How many lines of the data hold the word "this"? State the number and nothing else.
-- ITEMS start --
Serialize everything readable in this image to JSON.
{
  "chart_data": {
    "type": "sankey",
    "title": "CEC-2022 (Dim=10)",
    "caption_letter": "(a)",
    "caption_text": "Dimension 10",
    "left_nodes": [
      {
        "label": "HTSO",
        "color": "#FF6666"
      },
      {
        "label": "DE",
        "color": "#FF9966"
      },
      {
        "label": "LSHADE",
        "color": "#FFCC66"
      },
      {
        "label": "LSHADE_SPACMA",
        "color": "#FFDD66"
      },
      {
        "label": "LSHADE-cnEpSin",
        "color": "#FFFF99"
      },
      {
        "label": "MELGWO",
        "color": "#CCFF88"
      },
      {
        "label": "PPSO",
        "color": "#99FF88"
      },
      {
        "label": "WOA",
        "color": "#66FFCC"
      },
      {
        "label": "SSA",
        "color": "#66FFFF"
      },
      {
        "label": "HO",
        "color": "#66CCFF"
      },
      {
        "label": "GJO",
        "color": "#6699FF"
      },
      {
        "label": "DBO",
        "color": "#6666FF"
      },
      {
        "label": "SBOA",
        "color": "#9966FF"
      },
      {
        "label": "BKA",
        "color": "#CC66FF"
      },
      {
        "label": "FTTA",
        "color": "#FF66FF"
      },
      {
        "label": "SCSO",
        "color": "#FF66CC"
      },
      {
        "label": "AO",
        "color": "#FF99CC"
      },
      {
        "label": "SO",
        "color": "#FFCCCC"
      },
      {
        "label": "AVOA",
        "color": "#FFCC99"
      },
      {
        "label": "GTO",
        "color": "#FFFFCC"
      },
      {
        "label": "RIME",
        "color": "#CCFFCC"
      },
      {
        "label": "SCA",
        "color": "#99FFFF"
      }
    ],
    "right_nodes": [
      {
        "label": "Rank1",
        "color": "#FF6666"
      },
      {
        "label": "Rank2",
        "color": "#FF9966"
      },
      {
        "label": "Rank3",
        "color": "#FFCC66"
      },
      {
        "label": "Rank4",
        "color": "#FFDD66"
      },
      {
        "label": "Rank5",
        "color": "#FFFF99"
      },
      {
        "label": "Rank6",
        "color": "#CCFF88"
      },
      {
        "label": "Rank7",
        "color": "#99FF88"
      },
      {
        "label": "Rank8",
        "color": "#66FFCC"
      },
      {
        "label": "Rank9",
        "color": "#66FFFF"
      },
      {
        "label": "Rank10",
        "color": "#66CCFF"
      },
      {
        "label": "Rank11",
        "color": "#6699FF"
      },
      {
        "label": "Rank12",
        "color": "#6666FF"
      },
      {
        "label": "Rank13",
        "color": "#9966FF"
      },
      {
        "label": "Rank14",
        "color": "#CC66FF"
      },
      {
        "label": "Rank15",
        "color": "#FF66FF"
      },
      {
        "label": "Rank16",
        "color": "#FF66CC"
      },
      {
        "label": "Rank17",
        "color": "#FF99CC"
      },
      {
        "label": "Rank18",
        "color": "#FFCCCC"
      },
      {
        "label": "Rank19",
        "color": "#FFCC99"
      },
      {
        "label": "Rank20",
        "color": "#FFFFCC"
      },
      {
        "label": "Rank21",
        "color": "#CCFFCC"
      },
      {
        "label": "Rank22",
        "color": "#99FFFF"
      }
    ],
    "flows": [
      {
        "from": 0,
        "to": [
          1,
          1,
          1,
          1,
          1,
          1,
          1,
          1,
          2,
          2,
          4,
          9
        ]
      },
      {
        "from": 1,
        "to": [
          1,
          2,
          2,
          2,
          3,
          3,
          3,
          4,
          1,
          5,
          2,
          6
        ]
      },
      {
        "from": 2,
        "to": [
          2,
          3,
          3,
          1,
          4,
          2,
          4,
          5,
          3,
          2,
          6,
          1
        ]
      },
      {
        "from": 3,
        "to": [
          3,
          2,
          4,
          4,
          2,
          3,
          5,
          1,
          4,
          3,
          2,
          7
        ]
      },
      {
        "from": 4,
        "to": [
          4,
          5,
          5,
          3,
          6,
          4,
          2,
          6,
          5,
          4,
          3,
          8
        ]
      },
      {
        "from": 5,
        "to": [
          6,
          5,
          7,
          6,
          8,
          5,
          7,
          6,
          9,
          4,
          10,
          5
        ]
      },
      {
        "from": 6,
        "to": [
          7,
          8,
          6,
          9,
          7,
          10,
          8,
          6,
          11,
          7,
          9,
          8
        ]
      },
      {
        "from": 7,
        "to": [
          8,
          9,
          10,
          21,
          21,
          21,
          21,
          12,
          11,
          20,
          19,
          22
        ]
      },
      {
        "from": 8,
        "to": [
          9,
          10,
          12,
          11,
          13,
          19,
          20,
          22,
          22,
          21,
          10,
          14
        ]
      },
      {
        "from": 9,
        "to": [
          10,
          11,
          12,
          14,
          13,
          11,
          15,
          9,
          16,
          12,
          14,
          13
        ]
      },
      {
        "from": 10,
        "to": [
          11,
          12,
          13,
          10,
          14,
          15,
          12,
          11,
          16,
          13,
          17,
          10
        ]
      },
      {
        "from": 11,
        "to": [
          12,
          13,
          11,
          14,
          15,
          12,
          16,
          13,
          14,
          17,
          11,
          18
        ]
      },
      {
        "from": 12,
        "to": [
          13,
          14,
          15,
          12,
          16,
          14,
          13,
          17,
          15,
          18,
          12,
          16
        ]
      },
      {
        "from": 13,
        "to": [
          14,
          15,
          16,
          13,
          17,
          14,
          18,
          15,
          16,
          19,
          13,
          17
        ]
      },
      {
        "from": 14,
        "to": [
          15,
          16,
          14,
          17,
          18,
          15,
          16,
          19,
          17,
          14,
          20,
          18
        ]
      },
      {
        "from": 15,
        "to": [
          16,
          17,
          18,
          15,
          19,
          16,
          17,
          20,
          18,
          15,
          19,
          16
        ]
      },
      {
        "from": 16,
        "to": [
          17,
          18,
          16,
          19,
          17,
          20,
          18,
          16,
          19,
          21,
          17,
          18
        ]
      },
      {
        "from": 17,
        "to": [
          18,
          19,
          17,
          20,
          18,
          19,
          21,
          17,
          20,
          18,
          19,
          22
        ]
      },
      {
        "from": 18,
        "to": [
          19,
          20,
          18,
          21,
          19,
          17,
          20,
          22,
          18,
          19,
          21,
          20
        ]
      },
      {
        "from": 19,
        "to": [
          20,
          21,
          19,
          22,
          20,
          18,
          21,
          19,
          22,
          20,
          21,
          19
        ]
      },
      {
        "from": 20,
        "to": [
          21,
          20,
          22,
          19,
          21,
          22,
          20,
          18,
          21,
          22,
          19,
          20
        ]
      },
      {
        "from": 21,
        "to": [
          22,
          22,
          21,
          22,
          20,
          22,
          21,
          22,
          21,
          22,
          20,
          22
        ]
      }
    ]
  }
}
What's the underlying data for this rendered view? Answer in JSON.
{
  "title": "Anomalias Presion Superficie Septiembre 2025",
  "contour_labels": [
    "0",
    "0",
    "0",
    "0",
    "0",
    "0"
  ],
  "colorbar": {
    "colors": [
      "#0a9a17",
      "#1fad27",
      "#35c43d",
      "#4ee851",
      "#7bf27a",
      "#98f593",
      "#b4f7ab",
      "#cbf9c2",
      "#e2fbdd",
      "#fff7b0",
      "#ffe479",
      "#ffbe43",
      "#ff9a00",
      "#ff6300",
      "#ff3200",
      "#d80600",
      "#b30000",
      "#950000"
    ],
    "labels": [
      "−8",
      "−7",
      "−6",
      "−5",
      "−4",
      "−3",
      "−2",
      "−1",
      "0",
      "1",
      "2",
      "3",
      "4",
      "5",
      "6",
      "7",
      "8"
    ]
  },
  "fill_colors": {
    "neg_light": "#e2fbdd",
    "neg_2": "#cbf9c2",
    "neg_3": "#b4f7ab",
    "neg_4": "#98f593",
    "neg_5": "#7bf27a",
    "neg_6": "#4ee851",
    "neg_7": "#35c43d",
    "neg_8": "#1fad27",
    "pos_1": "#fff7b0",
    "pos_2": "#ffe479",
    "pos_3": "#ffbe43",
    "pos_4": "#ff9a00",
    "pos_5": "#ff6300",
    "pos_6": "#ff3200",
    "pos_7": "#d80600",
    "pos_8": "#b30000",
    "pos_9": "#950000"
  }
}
-- ITEMS end --
WRITTEN ANSWER:
2